WHAT THIS TASK INVOLVES
Output the data word for word, dropping every image.

------------------------------------------------

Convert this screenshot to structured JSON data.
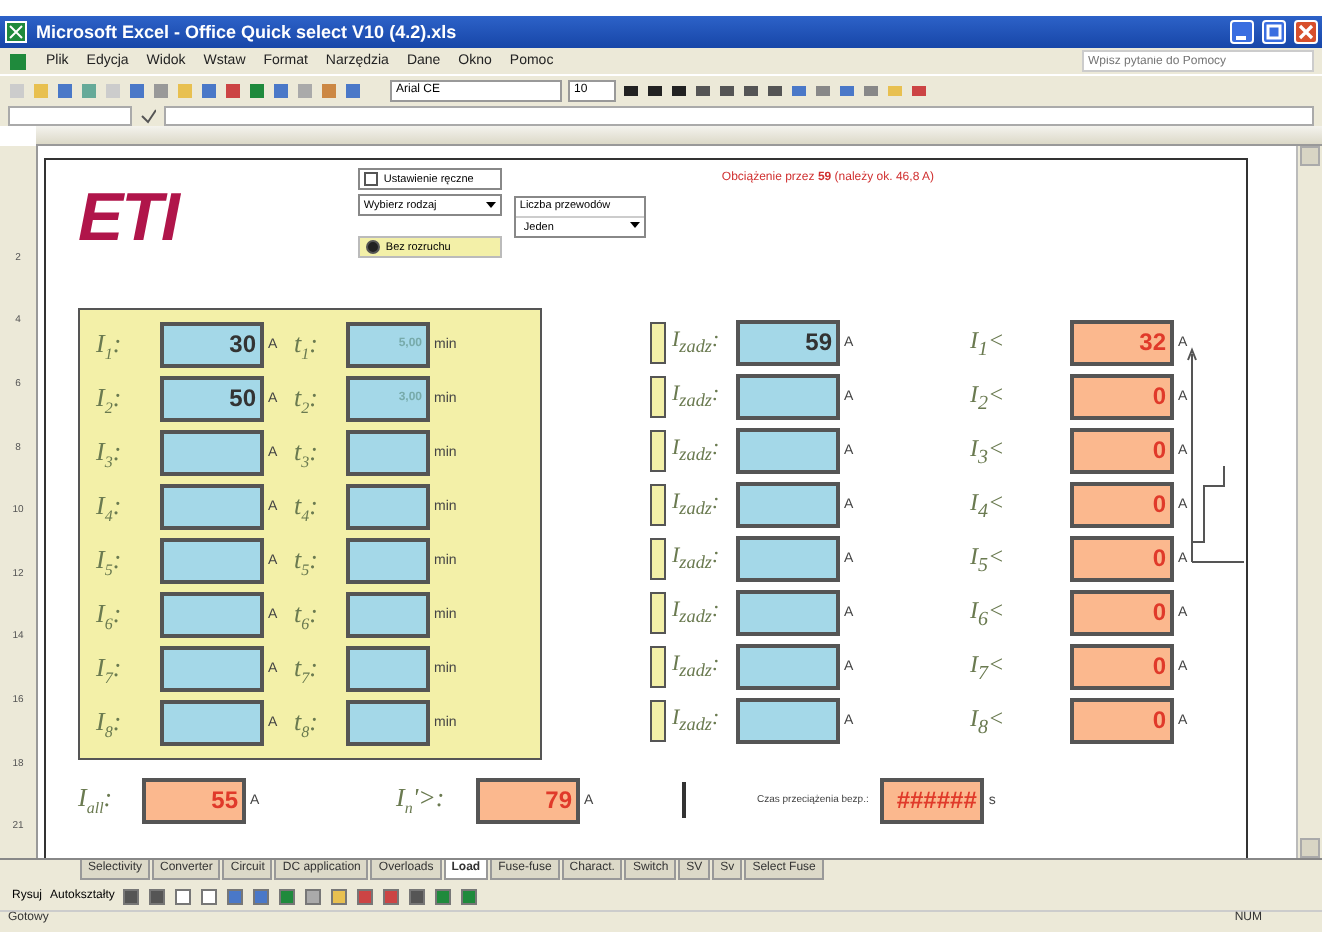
{
  "window": {
    "title": "Microsoft Excel - Office Quick select V10 (4.2).xls"
  },
  "menu": [
    "Plik",
    "Edycja",
    "Widok",
    "Wstaw",
    "Format",
    "Narzędzia",
    "Dane",
    "Okno",
    "Pomoc"
  ],
  "help_box": {
    "placeholder": "Wpisz pytanie do Pomocy"
  },
  "font": {
    "name": "Arial CE",
    "size": "10"
  },
  "row_numbers": [
    "2",
    "4",
    "6",
    "8",
    "10",
    "12",
    "14",
    "16",
    "18",
    "21"
  ],
  "logo": {
    "text": "ETI"
  },
  "options": {
    "checkbox": {
      "label": "Ustawienie ręczne",
      "checked": false
    },
    "dropdown1": {
      "value": "Wybierz rodzaj"
    },
    "radio": {
      "label": "Bez rozruchu",
      "selected": true
    },
    "dropdown2": {
      "label": "Liczba przewodów",
      "value": "Jeden"
    }
  },
  "callout": "Obciążenie przez **59** (należy ok. 46,8 A)",
  "loads": [
    {
      "label": "I$_{1}$:",
      "value": "30",
      "unit": "A",
      "time_label": "t$_{1}$:",
      "time": "5,00",
      "time_unit": "min"
    },
    {
      "label": "I$_{2}$:",
      "value": "50",
      "unit": "A",
      "time_label": "t$_{2}$:",
      "time": "3,00",
      "time_unit": "min"
    },
    {
      "label": "I$_{3}$:",
      "unit": "A",
      "time_label": "t$_{3}$:",
      "time_unit": "min"
    },
    {
      "label": "I$_{4}$:",
      "unit": "A",
      "time_label": "t$_{4}$:",
      "time_unit": "min"
    },
    {
      "label": "I$_{5}$:",
      "unit": "A",
      "time_label": "t$_{5}$:",
      "time_unit": "min"
    },
    {
      "label": "I$_{6}$:",
      "unit": "A",
      "time_label": "t$_{6}$:",
      "time_unit": "min"
    },
    {
      "label": "I$_{7}$:",
      "unit": "A",
      "time_label": "t$_{7}$:",
      "time_unit": "min"
    },
    {
      "label": "I$_{8}$:",
      "unit": "A",
      "time_label": "t$_{8}$:",
      "time_unit": "min"
    }
  ],
  "equivalent": [
    {
      "label": "I$_{zadz}$:",
      "value": "59",
      "unit": "A"
    },
    {
      "label": "I$_{zadz}$:",
      "unit": "A"
    },
    {
      "label": "I$_{zadz}$:",
      "unit": "A"
    },
    {
      "label": "I$_{zadz}$:",
      "unit": "A"
    },
    {
      "label": "I$_{zadz}$:",
      "unit": "A"
    },
    {
      "label": "I$_{zadz}$:",
      "unit": "A"
    },
    {
      "label": "I$_{zadz}$:",
      "unit": "A"
    },
    {
      "label": "I$_{zadz}$:",
      "unit": "A"
    }
  ],
  "limits": [
    {
      "label": "I$_{1}$<",
      "value": "32",
      "unit": "A"
    },
    {
      "label": "I$_{2}$<",
      "value": "0",
      "unit": "A"
    },
    {
      "label": "I$_{3}$<",
      "value": "0",
      "unit": "A"
    },
    {
      "label": "I$_{4}$<",
      "value": "0",
      "unit": "A"
    },
    {
      "label": "I$_{5}$<",
      "value": "0",
      "unit": "A"
    },
    {
      "label": "I$_{6}$<",
      "value": "0",
      "unit": "A"
    },
    {
      "label": "I$_{7}$<",
      "value": "0",
      "unit": "A"
    },
    {
      "label": "I$_{8}$<",
      "value": "0",
      "unit": "A"
    }
  ],
  "totals": [
    {
      "label": "I$_{all}$:",
      "value": "55",
      "unit": "A"
    },
    {
      "label": "I$_{n}$'>:",
      "value": "79",
      "unit": "A"
    },
    {
      "label": "Czas przeciążenia bezp.:",
      "value": "######",
      "unit": "s"
    }
  ],
  "sheet_tabs": [
    {
      "label": "Selectivity",
      "selected": false
    },
    {
      "label": "Converter",
      "selected": false
    },
    {
      "label": "Circuit",
      "selected": false
    },
    {
      "label": "DC application",
      "selected": false
    },
    {
      "label": "Overloads",
      "selected": false
    },
    {
      "label": "Load",
      "selected": true
    },
    {
      "label": "Fuse-fuse",
      "selected": false
    },
    {
      "label": "Charact.",
      "selected": false
    },
    {
      "label": "Switch",
      "selected": false
    },
    {
      "label": "SV",
      "selected": false
    },
    {
      "label": "Sv",
      "selected": false
    },
    {
      "label": "Select Fuse",
      "selected": false
    }
  ],
  "drawing_toolbar": {
    "draw": "Rysuj",
    "autoshapes": "Autokształty"
  },
  "status": {
    "left": "Gotowy",
    "right": "NUM"
  }
}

------------------------------------------------

FULL OUTPUT
Convert this screenshot to structured JSON data.
{
  "window": {
    "title": "Microsoft Excel - Office Quick select V10 (4.2).xls"
  },
  "menu": [
    "Plik",
    "Edycja",
    "Widok",
    "Wstaw",
    "Format",
    "Narzędzia",
    "Dane",
    "Okno",
    "Pomoc"
  ],
  "help_box": {
    "placeholder": "Wpisz pytanie do Pomocy"
  },
  "font": {
    "name": "Arial CE",
    "size": "10"
  },
  "row_numbers": [
    "2",
    "4",
    "6",
    "8",
    "10",
    "12",
    "14",
    "16",
    "18",
    "21"
  ],
  "logo": {
    "text": "ETI"
  },
  "options": {
    "checkbox": {
      "label": "Ustawienie ręczne",
      "checked": false
    },
    "dropdown1": {
      "value": "Wybierz rodzaj"
    },
    "radio": {
      "label": "Bez rozruchu",
      "selected": true
    },
    "dropdown2": {
      "label": "Liczba przewodów",
      "value": "Jeden"
    }
  },
  "callout": "Obciążenie przez **59** (należy ok. 46,8 A)",
  "loads": [
    {
      "label": "I$_{1}$:",
      "value": "30",
      "unit": "A",
      "time_label": "t$_{1}$:",
      "time": "5,00",
      "time_unit": "min"
    },
    {
      "label": "I$_{2}$:",
      "value": "50",
      "unit": "A",
      "time_label": "t$_{2}$:",
      "time": "3,00",
      "time_unit": "min"
    },
    {
      "label": "I$_{3}$:",
      "unit": "A",
      "time_label": "t$_{3}$:",
      "time_unit": "min"
    },
    {
      "label": "I$_{4}$:",
      "unit": "A",
      "time_label": "t$_{4}$:",
      "time_unit": "min"
    },
    {
      "label": "I$_{5}$:",
      "unit": "A",
      "time_label": "t$_{5}$:",
      "time_unit": "min"
    },
    {
      "label": "I$_{6}$:",
      "unit": "A",
      "time_label": "t$_{6}$:",
      "time_unit": "min"
    },
    {
      "label": "I$_{7}$:",
      "unit": "A",
      "time_label": "t$_{7}$:",
      "time_unit": "min"
    },
    {
      "label": "I$_{8}$:",
      "unit": "A",
      "time_label": "t$_{8}$:",
      "time_unit": "min"
    }
  ],
  "equivalent": [
    {
      "label": "I$_{zadz}$:",
      "value": "59",
      "unit": "A"
    },
    {
      "label": "I$_{zadz}$:",
      "unit": "A"
    },
    {
      "label": "I$_{zadz}$:",
      "unit": "A"
    },
    {
      "label": "I$_{zadz}$:",
      "unit": "A"
    },
    {
      "label": "I$_{zadz}$:",
      "unit": "A"
    },
    {
      "label": "I$_{zadz}$:",
      "unit": "A"
    },
    {
      "label": "I$_{zadz}$:",
      "unit": "A"
    },
    {
      "label": "I$_{zadz}$:",
      "unit": "A"
    }
  ],
  "limits": [
    {
      "label": "I$_{1}$<",
      "value": "32",
      "unit": "A"
    },
    {
      "label": "I$_{2}$<",
      "value": "0",
      "unit": "A"
    },
    {
      "label": "I$_{3}$<",
      "value": "0",
      "unit": "A"
    },
    {
      "label": "I$_{4}$<",
      "value": "0",
      "unit": "A"
    },
    {
      "label": "I$_{5}$<",
      "value": "0",
      "unit": "A"
    },
    {
      "label": "I$_{6}$<",
      "value": "0",
      "unit": "A"
    },
    {
      "label": "I$_{7}$<",
      "value": "0",
      "unit": "A"
    },
    {
      "label": "I$_{8}$<",
      "value": "0",
      "unit": "A"
    }
  ],
  "totals": [
    {
      "label": "I$_{all}$:",
      "value": "55",
      "unit": "A"
    },
    {
      "label": "I$_{n}$'>:",
      "value": "79",
      "unit": "A"
    },
    {
      "label": "Czas przeciążenia bezp.:",
      "value": "######",
      "unit": "s"
    }
  ],
  "sheet_tabs": [
    {
      "label": "Selectivity",
      "selected": false
    },
    {
      "label": "Converter",
      "selected": false
    },
    {
      "label": "Circuit",
      "selected": false
    },
    {
      "label": "DC application",
      "selected": false
    },
    {
      "label": "Overloads",
      "selected": false
    },
    {
      "label": "Load",
      "selected": true
    },
    {
      "label": "Fuse-fuse",
      "selected": false
    },
    {
      "label": "Charact.",
      "selected": false
    },
    {
      "label": "Switch",
      "selected": false
    },
    {
      "label": "SV",
      "selected": false
    },
    {
      "label": "Sv",
      "selected": false
    },
    {
      "label": "Select Fuse",
      "selected": false
    }
  ],
  "drawing_toolbar": {
    "draw": "Rysuj",
    "autoshapes": "Autokształty"
  },
  "status": {
    "left": "Gotowy",
    "right": "NUM"
  }
}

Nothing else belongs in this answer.